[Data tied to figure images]

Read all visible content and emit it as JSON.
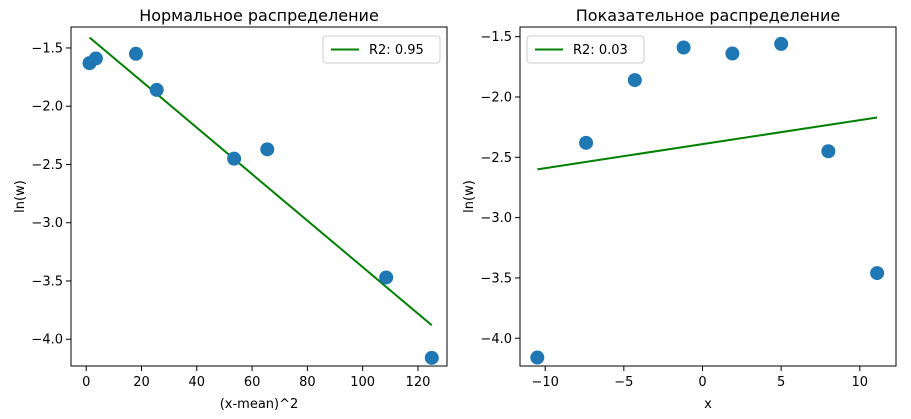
{
  "chart_data": [
    {
      "type": "scatter",
      "title": "Нормальное распределение",
      "xlabel": "(x-mean)^2",
      "ylabel": "ln(w)",
      "xlim": [
        -5.5,
        130.5
      ],
      "ylim": [
        -4.23,
        -1.32
      ],
      "xticks": [
        0,
        20,
        40,
        60,
        80,
        100,
        120
      ],
      "yticks": [
        -4.0,
        -3.5,
        -3.0,
        -2.5,
        -2.0,
        -1.5
      ],
      "xtick_labels": [
        "0",
        "20",
        "40",
        "60",
        "80",
        "100",
        "120"
      ],
      "ytick_labels": [
        "−4.0",
        "−3.5",
        "−3.0",
        "−2.5",
        "−2.0",
        "−1.5"
      ],
      "points": {
        "x": [
          1.2,
          3.5,
          18.0,
          25.5,
          53.5,
          65.5,
          108.5,
          125.0
        ],
        "y": [
          -1.63,
          -1.59,
          -1.55,
          -1.86,
          -2.45,
          -2.37,
          -3.47,
          -4.16
        ]
      },
      "fit": {
        "name": "R2: 0.95",
        "x": [
          1.2,
          125.0
        ],
        "y": [
          -1.41,
          -3.88
        ]
      },
      "legend_position": "top-right",
      "grid": false,
      "point_color": "#1f77b4",
      "line_color": "#008000"
    },
    {
      "type": "scatter",
      "title": "Показательное распределение",
      "xlabel": "x",
      "ylabel": "ln(w)",
      "xlim": [
        -11.6,
        12.3
      ],
      "ylim": [
        -4.23,
        -1.42
      ],
      "xticks": [
        -10,
        -5,
        0,
        5,
        10
      ],
      "yticks": [
        -4.0,
        -3.5,
        -3.0,
        -2.5,
        -2.0,
        -1.5
      ],
      "xtick_labels": [
        "−10",
        "−5",
        "0",
        "5",
        "10"
      ],
      "ytick_labels": [
        "−4.0",
        "−3.5",
        "−3.0",
        "−2.5",
        "−2.0",
        "−1.5"
      ],
      "points": {
        "x": [
          -10.5,
          -7.4,
          -4.3,
          -1.2,
          1.9,
          5.0,
          8.0,
          11.1
        ],
        "y": [
          -4.16,
          -2.38,
          -1.86,
          -1.59,
          -1.64,
          -1.56,
          -2.45,
          -3.46
        ]
      },
      "fit": {
        "name": "R2: 0.03",
        "x": [
          -10.5,
          11.1
        ],
        "y": [
          -2.6,
          -2.17
        ]
      },
      "legend_position": "top-left",
      "grid": false,
      "point_color": "#1f77b4",
      "line_color": "#008000"
    }
  ]
}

**EXERCISE TASK**
Output every entry verbatim. Pictures do not belong in the copy.

**TASK SOLUTION**
Read all visible content and emit it as JSON.
{
  "chart_data": [
    {
      "type": "scatter",
      "title": "Нормальное распределение",
      "xlabel": "(x-mean)^2",
      "ylabel": "ln(w)",
      "xlim": [
        -5.5,
        130.5
      ],
      "ylim": [
        -4.23,
        -1.32
      ],
      "xticks": [
        0,
        20,
        40,
        60,
        80,
        100,
        120
      ],
      "yticks": [
        -4.0,
        -3.5,
        -3.0,
        -2.5,
        -2.0,
        -1.5
      ],
      "xtick_labels": [
        "0",
        "20",
        "40",
        "60",
        "80",
        "100",
        "120"
      ],
      "ytick_labels": [
        "−4.0",
        "−3.5",
        "−3.0",
        "−2.5",
        "−2.0",
        "−1.5"
      ],
      "points": {
        "x": [
          1.2,
          3.5,
          18.0,
          25.5,
          53.5,
          65.5,
          108.5,
          125.0
        ],
        "y": [
          -1.63,
          -1.59,
          -1.55,
          -1.86,
          -2.45,
          -2.37,
          -3.47,
          -4.16
        ]
      },
      "fit": {
        "name": "R2: 0.95",
        "x": [
          1.2,
          125.0
        ],
        "y": [
          -1.41,
          -3.88
        ]
      },
      "legend_position": "top-right",
      "grid": false,
      "point_color": "#1f77b4",
      "line_color": "#008000"
    },
    {
      "type": "scatter",
      "title": "Показательное распределение",
      "xlabel": "x",
      "ylabel": "ln(w)",
      "xlim": [
        -11.6,
        12.3
      ],
      "ylim": [
        -4.23,
        -1.42
      ],
      "xticks": [
        -10,
        -5,
        0,
        5,
        10
      ],
      "yticks": [
        -4.0,
        -3.5,
        -3.0,
        -2.5,
        -2.0,
        -1.5
      ],
      "xtick_labels": [
        "−10",
        "−5",
        "0",
        "5",
        "10"
      ],
      "ytick_labels": [
        "−4.0",
        "−3.5",
        "−3.0",
        "−2.5",
        "−2.0",
        "−1.5"
      ],
      "points": {
        "x": [
          -10.5,
          -7.4,
          -4.3,
          -1.2,
          1.9,
          5.0,
          8.0,
          11.1
        ],
        "y": [
          -4.16,
          -2.38,
          -1.86,
          -1.59,
          -1.64,
          -1.56,
          -2.45,
          -3.46
        ]
      },
      "fit": {
        "name": "R2: 0.03",
        "x": [
          -10.5,
          11.1
        ],
        "y": [
          -2.6,
          -2.17
        ]
      },
      "legend_position": "top-left",
      "grid": false,
      "point_color": "#1f77b4",
      "line_color": "#008000"
    }
  ]
}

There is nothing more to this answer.